--- Description of the task ---
Search the records for the word "ordered" and report each line that has it.

______________________________

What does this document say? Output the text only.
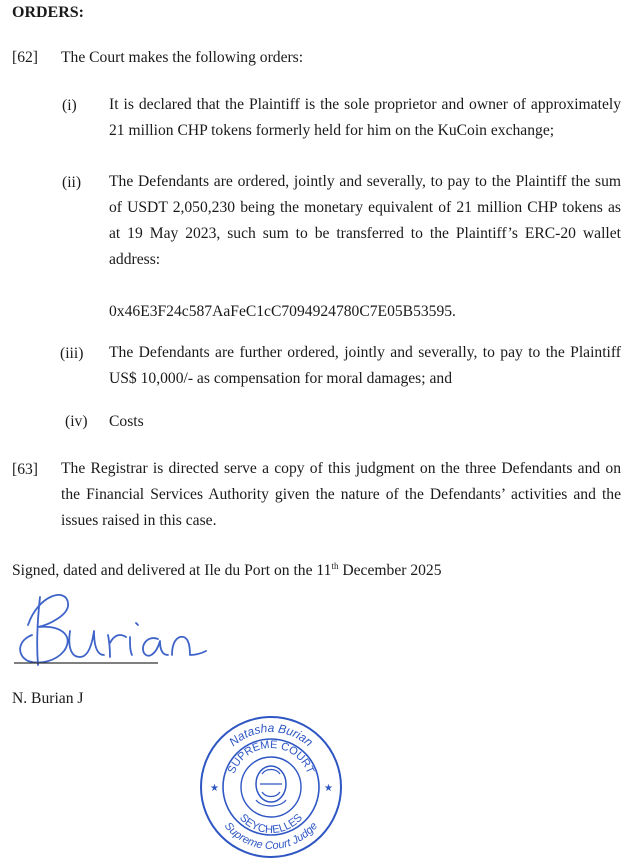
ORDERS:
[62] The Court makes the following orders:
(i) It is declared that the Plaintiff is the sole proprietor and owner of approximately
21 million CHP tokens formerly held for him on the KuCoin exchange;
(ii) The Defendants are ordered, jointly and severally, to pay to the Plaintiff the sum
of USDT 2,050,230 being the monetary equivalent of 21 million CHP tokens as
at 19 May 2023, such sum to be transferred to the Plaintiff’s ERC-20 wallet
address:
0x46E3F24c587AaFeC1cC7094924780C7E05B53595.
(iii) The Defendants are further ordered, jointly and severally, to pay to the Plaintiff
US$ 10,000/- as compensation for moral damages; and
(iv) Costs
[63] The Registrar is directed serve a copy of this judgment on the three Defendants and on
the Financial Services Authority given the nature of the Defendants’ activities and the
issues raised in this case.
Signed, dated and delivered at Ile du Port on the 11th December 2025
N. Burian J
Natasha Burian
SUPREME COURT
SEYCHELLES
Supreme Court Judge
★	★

______________________________

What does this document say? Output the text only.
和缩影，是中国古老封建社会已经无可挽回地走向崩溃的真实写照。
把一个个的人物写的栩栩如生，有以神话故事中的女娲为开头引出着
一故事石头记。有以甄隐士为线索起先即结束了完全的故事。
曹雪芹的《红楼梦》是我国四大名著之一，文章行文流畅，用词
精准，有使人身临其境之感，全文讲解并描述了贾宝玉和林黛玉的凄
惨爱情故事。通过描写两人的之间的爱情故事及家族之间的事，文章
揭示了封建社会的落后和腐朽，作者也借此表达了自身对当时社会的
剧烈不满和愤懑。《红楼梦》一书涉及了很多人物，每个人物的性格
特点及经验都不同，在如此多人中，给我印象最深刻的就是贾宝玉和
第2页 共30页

______________________________

--- Solution to the problem ---
(ii) The Defendants are ordered, jointly and severally, to pay to the Plaintiff the sum
(iii) The Defendants are further ordered, jointly and severally, to pay to the Plaintiff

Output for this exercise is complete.